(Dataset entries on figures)
┄┄┄┄┄┄┄┄┄┄┄┄┄┄┄┄┄┄┄┄

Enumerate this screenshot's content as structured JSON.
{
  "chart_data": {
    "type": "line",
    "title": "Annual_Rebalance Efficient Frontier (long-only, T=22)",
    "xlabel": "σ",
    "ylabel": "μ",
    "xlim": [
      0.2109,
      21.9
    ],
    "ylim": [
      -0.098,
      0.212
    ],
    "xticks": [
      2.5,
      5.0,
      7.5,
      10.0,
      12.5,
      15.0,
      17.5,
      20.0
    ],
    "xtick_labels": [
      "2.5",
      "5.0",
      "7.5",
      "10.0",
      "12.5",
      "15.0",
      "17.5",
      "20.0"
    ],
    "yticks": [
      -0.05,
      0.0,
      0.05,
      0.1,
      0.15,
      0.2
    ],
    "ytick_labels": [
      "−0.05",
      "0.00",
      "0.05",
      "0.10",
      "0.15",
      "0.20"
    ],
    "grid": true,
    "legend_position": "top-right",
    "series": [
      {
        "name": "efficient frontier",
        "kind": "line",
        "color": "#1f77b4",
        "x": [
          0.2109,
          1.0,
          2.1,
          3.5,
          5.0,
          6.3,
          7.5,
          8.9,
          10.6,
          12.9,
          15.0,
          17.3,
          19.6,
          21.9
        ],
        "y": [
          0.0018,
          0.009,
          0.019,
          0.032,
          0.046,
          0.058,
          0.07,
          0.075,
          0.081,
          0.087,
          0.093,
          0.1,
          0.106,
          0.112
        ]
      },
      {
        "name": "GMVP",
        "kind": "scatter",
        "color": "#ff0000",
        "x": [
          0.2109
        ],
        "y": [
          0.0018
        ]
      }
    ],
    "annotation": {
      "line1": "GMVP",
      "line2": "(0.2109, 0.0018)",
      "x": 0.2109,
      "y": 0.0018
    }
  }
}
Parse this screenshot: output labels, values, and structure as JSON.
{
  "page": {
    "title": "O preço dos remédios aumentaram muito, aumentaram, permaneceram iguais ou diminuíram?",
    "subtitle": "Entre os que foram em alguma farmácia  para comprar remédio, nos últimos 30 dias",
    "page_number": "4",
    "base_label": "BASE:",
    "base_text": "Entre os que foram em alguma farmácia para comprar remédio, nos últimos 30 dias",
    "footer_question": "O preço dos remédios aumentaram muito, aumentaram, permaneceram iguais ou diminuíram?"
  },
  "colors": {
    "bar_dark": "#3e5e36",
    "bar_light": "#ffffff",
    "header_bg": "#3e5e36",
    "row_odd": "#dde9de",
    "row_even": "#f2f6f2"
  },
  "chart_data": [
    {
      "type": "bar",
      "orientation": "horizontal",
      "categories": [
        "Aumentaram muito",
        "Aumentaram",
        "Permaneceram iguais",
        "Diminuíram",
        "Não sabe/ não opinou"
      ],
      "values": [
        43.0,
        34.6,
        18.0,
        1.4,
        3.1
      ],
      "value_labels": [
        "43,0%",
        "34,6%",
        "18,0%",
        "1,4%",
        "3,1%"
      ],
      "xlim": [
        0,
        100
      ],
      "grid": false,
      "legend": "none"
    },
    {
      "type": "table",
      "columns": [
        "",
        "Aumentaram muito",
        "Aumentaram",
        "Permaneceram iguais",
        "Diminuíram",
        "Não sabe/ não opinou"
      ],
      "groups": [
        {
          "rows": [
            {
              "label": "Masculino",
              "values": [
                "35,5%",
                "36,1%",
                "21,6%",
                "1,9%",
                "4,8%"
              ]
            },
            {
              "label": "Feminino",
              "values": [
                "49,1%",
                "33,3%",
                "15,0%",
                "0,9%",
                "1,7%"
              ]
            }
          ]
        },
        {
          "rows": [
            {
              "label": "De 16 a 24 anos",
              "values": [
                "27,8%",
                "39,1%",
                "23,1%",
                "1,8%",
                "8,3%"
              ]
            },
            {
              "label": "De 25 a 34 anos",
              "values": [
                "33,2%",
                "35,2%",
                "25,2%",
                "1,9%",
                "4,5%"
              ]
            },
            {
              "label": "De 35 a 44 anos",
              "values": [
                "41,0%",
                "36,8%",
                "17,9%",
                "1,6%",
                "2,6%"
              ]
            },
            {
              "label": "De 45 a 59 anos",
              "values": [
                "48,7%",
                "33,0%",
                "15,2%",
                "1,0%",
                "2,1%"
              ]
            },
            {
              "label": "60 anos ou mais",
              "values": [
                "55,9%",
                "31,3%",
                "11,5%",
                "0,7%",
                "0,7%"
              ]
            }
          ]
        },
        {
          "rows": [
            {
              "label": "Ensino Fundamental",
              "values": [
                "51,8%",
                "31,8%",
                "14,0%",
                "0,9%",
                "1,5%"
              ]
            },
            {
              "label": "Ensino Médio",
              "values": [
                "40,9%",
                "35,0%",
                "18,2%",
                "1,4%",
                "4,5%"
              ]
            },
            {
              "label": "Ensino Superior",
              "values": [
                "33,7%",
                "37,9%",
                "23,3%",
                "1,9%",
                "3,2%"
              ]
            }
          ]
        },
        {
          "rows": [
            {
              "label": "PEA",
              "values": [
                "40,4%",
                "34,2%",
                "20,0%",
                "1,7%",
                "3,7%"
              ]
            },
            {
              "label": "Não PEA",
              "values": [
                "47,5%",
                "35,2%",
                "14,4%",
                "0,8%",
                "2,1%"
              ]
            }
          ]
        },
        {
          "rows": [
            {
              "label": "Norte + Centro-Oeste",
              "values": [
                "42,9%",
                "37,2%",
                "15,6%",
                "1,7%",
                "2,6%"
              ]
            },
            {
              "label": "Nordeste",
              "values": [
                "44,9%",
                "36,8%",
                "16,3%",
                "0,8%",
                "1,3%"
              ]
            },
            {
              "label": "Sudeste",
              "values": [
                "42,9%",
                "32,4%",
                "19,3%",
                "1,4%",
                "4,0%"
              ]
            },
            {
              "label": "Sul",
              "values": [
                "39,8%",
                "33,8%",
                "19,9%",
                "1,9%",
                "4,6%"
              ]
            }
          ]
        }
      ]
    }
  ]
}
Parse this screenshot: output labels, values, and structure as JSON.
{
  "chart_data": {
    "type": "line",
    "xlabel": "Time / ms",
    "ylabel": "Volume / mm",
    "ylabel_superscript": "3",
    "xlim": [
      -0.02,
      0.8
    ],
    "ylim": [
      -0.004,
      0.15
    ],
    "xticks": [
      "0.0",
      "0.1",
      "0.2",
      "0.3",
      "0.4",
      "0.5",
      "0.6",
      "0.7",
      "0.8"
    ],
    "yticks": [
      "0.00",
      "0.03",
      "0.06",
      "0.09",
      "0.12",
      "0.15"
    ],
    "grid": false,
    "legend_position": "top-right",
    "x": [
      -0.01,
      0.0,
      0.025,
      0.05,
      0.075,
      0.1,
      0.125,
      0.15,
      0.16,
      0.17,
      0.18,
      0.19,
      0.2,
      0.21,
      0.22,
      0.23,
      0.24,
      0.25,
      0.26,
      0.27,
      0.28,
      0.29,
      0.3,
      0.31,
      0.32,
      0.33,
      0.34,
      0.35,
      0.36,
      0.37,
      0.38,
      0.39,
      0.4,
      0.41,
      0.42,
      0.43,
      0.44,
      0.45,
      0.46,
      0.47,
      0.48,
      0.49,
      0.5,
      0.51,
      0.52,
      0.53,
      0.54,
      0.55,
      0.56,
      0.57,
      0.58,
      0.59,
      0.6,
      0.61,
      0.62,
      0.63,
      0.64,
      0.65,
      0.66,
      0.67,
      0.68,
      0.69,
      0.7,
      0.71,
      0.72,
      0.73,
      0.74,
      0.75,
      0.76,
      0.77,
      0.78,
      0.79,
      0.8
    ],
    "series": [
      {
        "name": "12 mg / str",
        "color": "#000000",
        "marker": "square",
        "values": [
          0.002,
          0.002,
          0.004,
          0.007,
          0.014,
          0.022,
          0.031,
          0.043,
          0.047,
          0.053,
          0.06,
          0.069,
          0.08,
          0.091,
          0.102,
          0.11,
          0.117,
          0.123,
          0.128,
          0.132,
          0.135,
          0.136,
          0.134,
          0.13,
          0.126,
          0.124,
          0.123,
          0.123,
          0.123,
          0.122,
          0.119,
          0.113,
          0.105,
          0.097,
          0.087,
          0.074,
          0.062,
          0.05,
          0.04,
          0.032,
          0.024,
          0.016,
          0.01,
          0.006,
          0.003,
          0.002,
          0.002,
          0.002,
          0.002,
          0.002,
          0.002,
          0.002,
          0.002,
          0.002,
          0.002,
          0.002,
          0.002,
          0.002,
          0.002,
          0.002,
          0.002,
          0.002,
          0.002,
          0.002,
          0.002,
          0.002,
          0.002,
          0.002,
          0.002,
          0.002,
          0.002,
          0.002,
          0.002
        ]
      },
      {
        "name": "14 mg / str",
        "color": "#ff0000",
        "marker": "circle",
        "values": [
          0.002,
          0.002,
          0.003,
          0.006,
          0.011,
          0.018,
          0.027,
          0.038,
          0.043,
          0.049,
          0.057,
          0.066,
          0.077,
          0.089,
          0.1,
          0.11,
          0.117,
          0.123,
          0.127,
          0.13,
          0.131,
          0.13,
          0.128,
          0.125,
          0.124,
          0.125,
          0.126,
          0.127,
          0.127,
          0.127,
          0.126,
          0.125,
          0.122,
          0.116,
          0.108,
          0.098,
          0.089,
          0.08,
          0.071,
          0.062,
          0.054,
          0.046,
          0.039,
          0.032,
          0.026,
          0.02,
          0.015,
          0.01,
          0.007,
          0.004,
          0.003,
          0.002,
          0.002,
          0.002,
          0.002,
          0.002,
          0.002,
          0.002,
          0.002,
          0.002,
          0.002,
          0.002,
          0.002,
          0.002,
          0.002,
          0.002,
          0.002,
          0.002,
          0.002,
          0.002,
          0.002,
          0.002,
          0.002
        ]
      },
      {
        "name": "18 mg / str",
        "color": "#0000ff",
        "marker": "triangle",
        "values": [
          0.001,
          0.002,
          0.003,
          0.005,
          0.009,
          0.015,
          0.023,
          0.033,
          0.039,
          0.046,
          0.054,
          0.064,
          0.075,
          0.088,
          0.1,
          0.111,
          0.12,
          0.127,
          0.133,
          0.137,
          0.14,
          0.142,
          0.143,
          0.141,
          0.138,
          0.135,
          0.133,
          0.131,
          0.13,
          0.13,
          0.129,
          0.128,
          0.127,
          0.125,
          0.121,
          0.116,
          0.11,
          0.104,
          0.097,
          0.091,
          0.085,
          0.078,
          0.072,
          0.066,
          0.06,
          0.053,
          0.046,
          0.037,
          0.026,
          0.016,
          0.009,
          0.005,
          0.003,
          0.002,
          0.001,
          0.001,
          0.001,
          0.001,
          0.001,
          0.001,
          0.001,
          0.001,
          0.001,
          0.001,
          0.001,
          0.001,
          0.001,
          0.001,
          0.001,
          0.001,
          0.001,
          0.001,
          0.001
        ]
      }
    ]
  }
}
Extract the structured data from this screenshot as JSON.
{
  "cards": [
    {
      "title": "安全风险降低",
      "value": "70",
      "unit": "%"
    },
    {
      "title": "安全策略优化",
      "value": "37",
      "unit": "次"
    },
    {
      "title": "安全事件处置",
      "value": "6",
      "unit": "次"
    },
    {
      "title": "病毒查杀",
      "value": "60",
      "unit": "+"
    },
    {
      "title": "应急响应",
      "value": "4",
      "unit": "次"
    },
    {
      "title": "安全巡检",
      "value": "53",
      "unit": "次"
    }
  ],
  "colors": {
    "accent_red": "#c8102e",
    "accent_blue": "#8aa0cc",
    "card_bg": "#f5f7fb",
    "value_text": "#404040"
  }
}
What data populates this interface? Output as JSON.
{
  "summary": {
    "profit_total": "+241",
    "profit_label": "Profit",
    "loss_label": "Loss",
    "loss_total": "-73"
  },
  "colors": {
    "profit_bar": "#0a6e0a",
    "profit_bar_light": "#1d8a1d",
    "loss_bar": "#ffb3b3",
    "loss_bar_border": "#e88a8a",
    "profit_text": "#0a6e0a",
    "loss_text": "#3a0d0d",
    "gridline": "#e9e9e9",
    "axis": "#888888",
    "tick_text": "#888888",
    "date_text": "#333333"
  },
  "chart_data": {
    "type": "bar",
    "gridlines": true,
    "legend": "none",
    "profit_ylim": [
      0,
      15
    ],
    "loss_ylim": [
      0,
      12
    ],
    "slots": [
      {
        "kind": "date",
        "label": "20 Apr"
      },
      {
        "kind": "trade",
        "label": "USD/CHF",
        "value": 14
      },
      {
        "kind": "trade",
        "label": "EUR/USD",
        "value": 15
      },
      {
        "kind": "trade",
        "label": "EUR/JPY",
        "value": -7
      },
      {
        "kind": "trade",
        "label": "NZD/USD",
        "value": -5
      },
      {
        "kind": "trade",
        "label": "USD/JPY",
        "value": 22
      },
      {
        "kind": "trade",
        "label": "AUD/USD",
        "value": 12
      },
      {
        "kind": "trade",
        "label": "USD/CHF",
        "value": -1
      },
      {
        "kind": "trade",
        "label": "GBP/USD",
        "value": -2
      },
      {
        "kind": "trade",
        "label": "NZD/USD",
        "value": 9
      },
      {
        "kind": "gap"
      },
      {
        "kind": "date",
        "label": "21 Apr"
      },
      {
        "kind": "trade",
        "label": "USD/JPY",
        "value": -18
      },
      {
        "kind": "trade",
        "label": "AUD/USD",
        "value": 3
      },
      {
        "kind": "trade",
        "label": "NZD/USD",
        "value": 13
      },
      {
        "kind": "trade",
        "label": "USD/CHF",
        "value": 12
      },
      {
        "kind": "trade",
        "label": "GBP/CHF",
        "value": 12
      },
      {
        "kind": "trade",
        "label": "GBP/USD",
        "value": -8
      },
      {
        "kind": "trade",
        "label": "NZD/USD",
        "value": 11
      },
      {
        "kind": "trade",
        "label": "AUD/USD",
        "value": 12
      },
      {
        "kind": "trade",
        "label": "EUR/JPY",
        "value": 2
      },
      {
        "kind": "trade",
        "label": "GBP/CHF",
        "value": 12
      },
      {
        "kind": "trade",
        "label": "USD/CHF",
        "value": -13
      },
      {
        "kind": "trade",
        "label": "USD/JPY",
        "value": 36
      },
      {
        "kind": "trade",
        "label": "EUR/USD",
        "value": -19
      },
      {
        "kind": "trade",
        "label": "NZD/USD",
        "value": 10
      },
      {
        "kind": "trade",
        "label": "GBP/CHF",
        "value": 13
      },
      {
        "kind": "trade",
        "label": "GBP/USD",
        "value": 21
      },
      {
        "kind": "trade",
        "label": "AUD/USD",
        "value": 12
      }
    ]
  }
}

┄┄┄┄┄┄┄┄┄┄┄┄┄┄┄┄┄┄┄┄

YOUR OBJECTIVE
Copy all lines from the material that contain "marker".

RESULT OF THIS EXERCISE
        "marker": "square",
        "marker": "circle",
        "marker": "triangle",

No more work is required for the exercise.